**DOCUMENT EXTRACT**
And it’s all happening very fast.
Jay McBain: Yeah, and this isn’t the new, this isn’t the first time a new technology is taken over the consumer realm, you’re reading about it in the New York Times and you’re watching about it on, the news and, this is, become a consumer level frenzy of which every one of your clients is asking, okay, can you translate all that consumer stuff, Terminator 3 and Skynet and can you take all that and tell me from a business perspective.
Yeah. What I should be doing, but 10 years ago, we were in a flurry around Internet-of-Things. A year ago, we were in a flurry around the metaverse around automation, robotics, self-driving drones. I could take you through 3D print. I could take you through dozens of examples of these emerging technologies, promising huge things for partners of different types.
And what you’ll find out is all boats don’t rise. Internet of Things, 10 years later, it’s still not a common practice across the channel. There are companies making billions of dollars, bringing in plastic from China and getting it out there and building out the 5G networks and building out all the different, edge-to-cloud technologies and stuff.
But it never became a broad-based opportunity, even though you would think that every one of your clients, could succeed with Internet of Things. It really wasn’t true. It was very specific to certain industries, very specific to certain size of companies, your flower shop down the road, other than maybe a beacon on the wall had no use for it.
So this is, we’ve got to figure this out with generative AI as well. while we think it’s going to change the world and very important people are writing long letters to governments. Asking to pause it and, we’re coming up to Armageddon here. the fact of the matter is partners have been through this enough times to step back and ask important questions, intelligent questions, and very quantitative questions.
It is important right now, and customers are asking a lot of questions, but how much money is there to be made in consulting? In generative AI, how much money is there to be made and design and architecture at the point of sale? Any kind of co innovation in those 7 layers? Is there any kind of resale opportunity?
There’s most of this going to go through a marketplace. What’s the opportunity to make money in that marketplace every 30 days forever?
It’s not just going to be part of your managed services contract along with help desk and your security firewall and all the other things you’re doing. You’re not just going to add gen as your 21st thing that you’re going to help them with.
For that 113 a month, you’re charging per device. So you’re starting to think, how is the managed services going to wrap around this? The implementations, the integrations, the compliance, the security, the continuity. How do I charge for all that? How are customers ready to buy that today? And who are they going to be buying it from?
And again, let me ask intelligent questions about where the money is to be made, given this trend and given the.
Jeremy Balius: It’s good to take that commercial aspect because it really diminishes the media frenzy around, the ethical questions or the Armageddon, as you put it, very insightful there. You earlier mentioned the seven layers of technology. We here at Filament. Are, working at a nexus of enabling, vendors and their partners to go to market together.
Oftentimes that’s with multiple vendors, or strategic alliances and their partners who are end user-facing when Canalys published, the seven layers of technology, which is made up of the distributors and the cloud marketplaces and telcos and aggregators and so forth. That was a real aha moment because it visually gave us the ability to, show what is happening and the way that the different partners sit alongside each other.

**TASK REQUIREMENTS**
Carry on the conversation about generative AI and channel partners, starting right after its last sentence. The material that comes next is not needed for this exercise.

**SUPPLIED MATERIAL**
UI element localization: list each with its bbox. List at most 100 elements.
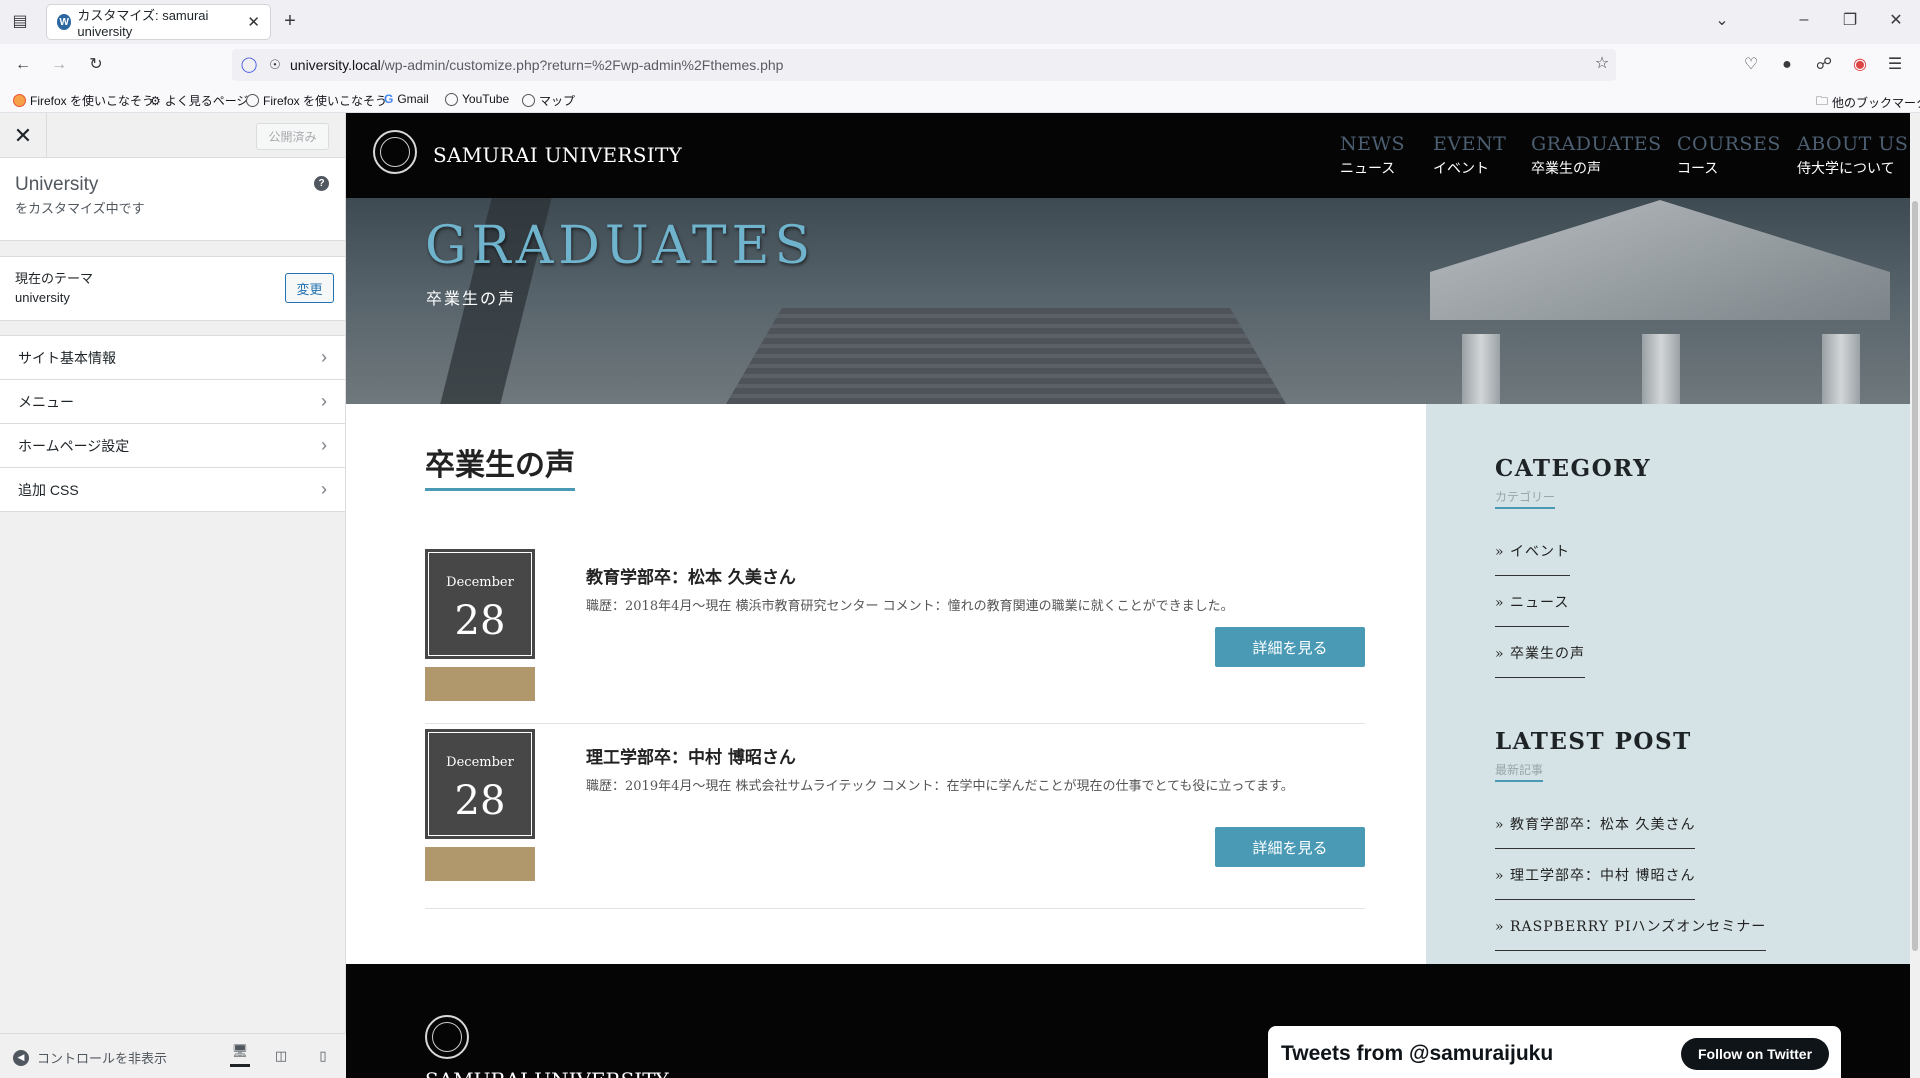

**ANSWER TO THE TASK**
And I think I even see the poster on your wall. of that image, in what ways can these partners or in what ways do you see these partners co creating together, co marketing, co selling in ways that they traditionally might not have when they were, accustomed to going it, going to market by themselves.
Jay McBain: Yeah. the seven-layer research was just to show that, if you focus on the way money changes hands. And that’s all you focus on the point of sale for 43 years, our industry has actually been pretty linear in terms of how that works. When I sold laptops for Lenovo and IBM, 80 plus per cent of our business, would go through resellers and retailers.
And that’s how money changed hands. So you set up programs and you set up coverage models, and that’s the way we’ve been working for decades and decades, and this is all changing pretty rapidly. Obviously, the cloud has introduced cloud based distributors that are distributing bits, not atoms.
They don’t have distribution centers, they don’t have 3PL logistics, they, but there’s a ton of orchestration that needs to happen. So there’s the fastest growing distributor in the world, like a PAX 8 doesn’t have traditional distribution value across logistics and supply chain, but have a ton of value for orchestrating the outcomes of what clients are asking partners for.
And that’s why they’re growing so quickly. they have a bunch of competitors around the world that are also growing quickly. You look at the next layer, like telco, that convergence with IT. Telco services are still larger than I. T. services. Not a lot of people know that won’t be a few years from now, but there’s still a trillion and a half dollars of telco services.
The 25 what used to be called master agents now text solution brokers. Have consolidated down to about four of them now, really large and very technology focused groups. That is another layer of distribution. Marketplaces are growing at 86% compounded. They almost double in size every year.
There’ll be 45 billion spent through marketplaces in the cloud by 2025, a year and a half from now. AWS is going to be a top 10 distributor around the world, along with TD Cinex and Ingram, on that list. So this is changing rapidly. And the buyer of technology will be a millennial in less than 2 years.
These are iPad kids digital first and how credits are going to work and how these new, how money changes hands completely changes the economics of what we’ve done for 43 years, new programs, new relationships. When you talk about the intersection of vendors and distributors and partners, all of the funding that takes place.
We just talked about Microsoft’s new program today. Almost no money at the point of sale because they’re not selling AI. It’s embedded in other things and the money and the economics is different. Because there’s no skew. So in that world, we’re talking multipliers, we’re talking marketplaces, there’s a lot of changing.
And I go down from there. there’s four other categories of how money changes hands. And it’s important to know that what’s fueled this industry for decades, since the very beginning, August the 12th, 1981, till now is changing pretty radically. And it’s changing so quickly that in the next three to five years, it’s going to be radically different.
In terms of how we make money as partners, how vendors support that and how distributors find a spot to orchestrate and add value so that they remain very relevant in that new future.
Jeremy Balius: It’s really fascinating because from our point of view, we’re starting to see business leaders within the individual organizations start to wrap their head around. How do we structurally shift? to meet this change and, from a resourcing perspective, even they’re starting to figure out if we’re going to market together with multiple partners, because we’re all in service of some end user down the chain.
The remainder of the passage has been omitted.